* BEGIN *

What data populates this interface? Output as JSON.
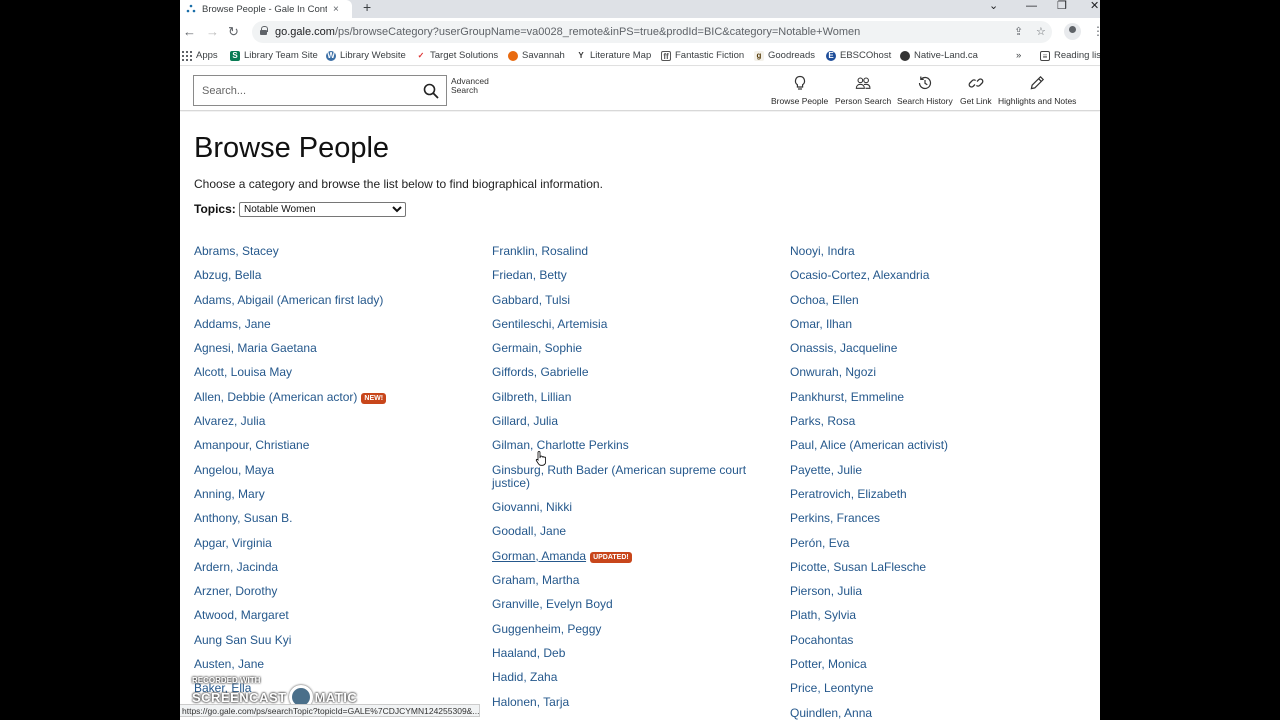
{
  "browser": {
    "tab_title": "Browse People - Gale In Context",
    "tab_close": "×",
    "new_tab": "+",
    "url_domain": "go.gale.com",
    "url_path": "/ps/browseCategory?userGroupName=va0028_remote&inPS=true&prodId=BIC&category=Notable+Women",
    "window_controls": {
      "collapse": "⌄",
      "minimize": "—",
      "restore": "❐",
      "close": "✕"
    },
    "bookmarks": [
      {
        "label": "Apps",
        "icon": "apps-grid-icon"
      },
      {
        "label": "Library Team Site",
        "icon": "sharepoint-icon",
        "color": "#0a7c55"
      },
      {
        "label": "Library Website",
        "icon": "wordpress-icon",
        "color": "#3a6ea5"
      },
      {
        "label": "Target Solutions",
        "icon": "target-solutions-icon",
        "color": "#d33"
      },
      {
        "label": "Savannah",
        "icon": "savannah-icon",
        "color": "#e86a10"
      },
      {
        "label": "Literature Map",
        "icon": "literature-map-icon",
        "color": "#333"
      },
      {
        "label": "Fantastic Fiction",
        "icon": "fantastic-fiction-icon",
        "color": "#555"
      },
      {
        "label": "Goodreads",
        "icon": "goodreads-icon",
        "color": "#b08d57"
      },
      {
        "label": "EBSCOhost",
        "icon": "ebscohost-icon",
        "color": "#1f4e9a"
      },
      {
        "label": "Native-Land.ca",
        "icon": "native-land-icon",
        "color": "#333"
      }
    ],
    "bookmarks_overflow": "»",
    "reading_list": "Reading list"
  },
  "header": {
    "search_placeholder": "Search...",
    "advanced_search": "Advanced Search",
    "tools": [
      {
        "label": "Browse People",
        "icon": "lightbulb-icon"
      },
      {
        "label": "Person Search",
        "icon": "people-icon"
      },
      {
        "label": "Search History",
        "icon": "history-icon"
      },
      {
        "label": "Get Link",
        "icon": "link-icon"
      },
      {
        "label": "Highlights and Notes",
        "icon": "pencil-icon"
      }
    ]
  },
  "page": {
    "title": "Browse People",
    "intro": "Choose a category and browse the list below to find biographical information.",
    "topics_label": "Topics:",
    "topics_selected": "Notable Women"
  },
  "people": {
    "col1": [
      {
        "name": "Abrams, Stacey"
      },
      {
        "name": "Abzug, Bella"
      },
      {
        "name": "Adams, Abigail (American first lady)"
      },
      {
        "name": "Addams, Jane"
      },
      {
        "name": "Agnesi, Maria Gaetana"
      },
      {
        "name": "Alcott, Louisa May"
      },
      {
        "name": "Allen, Debbie (American actor)",
        "badge": "NEW!"
      },
      {
        "name": "Alvarez, Julia"
      },
      {
        "name": "Amanpour, Christiane"
      },
      {
        "name": "Angelou, Maya"
      },
      {
        "name": "Anning, Mary"
      },
      {
        "name": "Anthony, Susan B."
      },
      {
        "name": "Apgar, Virginia"
      },
      {
        "name": "Ardern, Jacinda"
      },
      {
        "name": "Arzner, Dorothy"
      },
      {
        "name": "Atwood, Margaret"
      },
      {
        "name": "Aung San Suu Kyi"
      },
      {
        "name": "Austen, Jane"
      },
      {
        "name": "Baker, Ella"
      }
    ],
    "col2": [
      {
        "name": "Franklin, Rosalind"
      },
      {
        "name": "Friedan, Betty"
      },
      {
        "name": "Gabbard, Tulsi"
      },
      {
        "name": "Gentileschi, Artemisia"
      },
      {
        "name": "Germain, Sophie"
      },
      {
        "name": "Giffords, Gabrielle"
      },
      {
        "name": "Gilbreth, Lillian"
      },
      {
        "name": "Gillard, Julia"
      },
      {
        "name": "Gilman, Charlotte Perkins"
      },
      {
        "name": "Ginsburg, Ruth Bader (American supreme court justice)",
        "wrap": true
      },
      {
        "name": "Giovanni, Nikki"
      },
      {
        "name": "Goodall, Jane"
      },
      {
        "name": "Gorman, Amanda",
        "badge": "UPDATED!",
        "hover": true
      },
      {
        "name": "Graham, Martha"
      },
      {
        "name": "Granville, Evelyn Boyd"
      },
      {
        "name": "Guggenheim, Peggy"
      },
      {
        "name": "Haaland, Deb"
      },
      {
        "name": "Hadid, Zaha"
      },
      {
        "name": "Halonen, Tarja"
      }
    ],
    "col3": [
      {
        "name": "Nooyi, Indra"
      },
      {
        "name": "Ocasio-Cortez, Alexandria"
      },
      {
        "name": "Ochoa, Ellen"
      },
      {
        "name": "Omar, Ilhan"
      },
      {
        "name": "Onassis, Jacqueline"
      },
      {
        "name": "Onwurah, Ngozi"
      },
      {
        "name": "Pankhurst, Emmeline"
      },
      {
        "name": "Parks, Rosa"
      },
      {
        "name": "Paul, Alice (American activist)"
      },
      {
        "name": "Payette, Julie"
      },
      {
        "name": "Peratrovich, Elizabeth"
      },
      {
        "name": "Perkins, Frances"
      },
      {
        "name": "Perón, Eva"
      },
      {
        "name": "Picotte, Susan LaFlesche"
      },
      {
        "name": "Pierson, Julia"
      },
      {
        "name": "Plath, Sylvia"
      },
      {
        "name": "Pocahontas"
      },
      {
        "name": "Potter, Monica"
      },
      {
        "name": "Price, Leontyne"
      },
      {
        "name": "Quindlen, Anna"
      }
    ]
  },
  "overlay": {
    "watermark_small": "RECORDED WITH",
    "watermark_big_left": "SCREENCAST",
    "watermark_big_right": "MATIC",
    "status_url": "https://go.gale.com/ps/searchTopic?topicId=GALE%7CDJCYMN124255309&..."
  },
  "colors": {
    "link": "#25588c",
    "badge": "#c8461b"
  }
}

* END *

▶ **THE PROBLEM**:
Lines in the records that hold the word "American" are to be counted; give only the total.

▶ **WRITTEN RESPONSE**:
4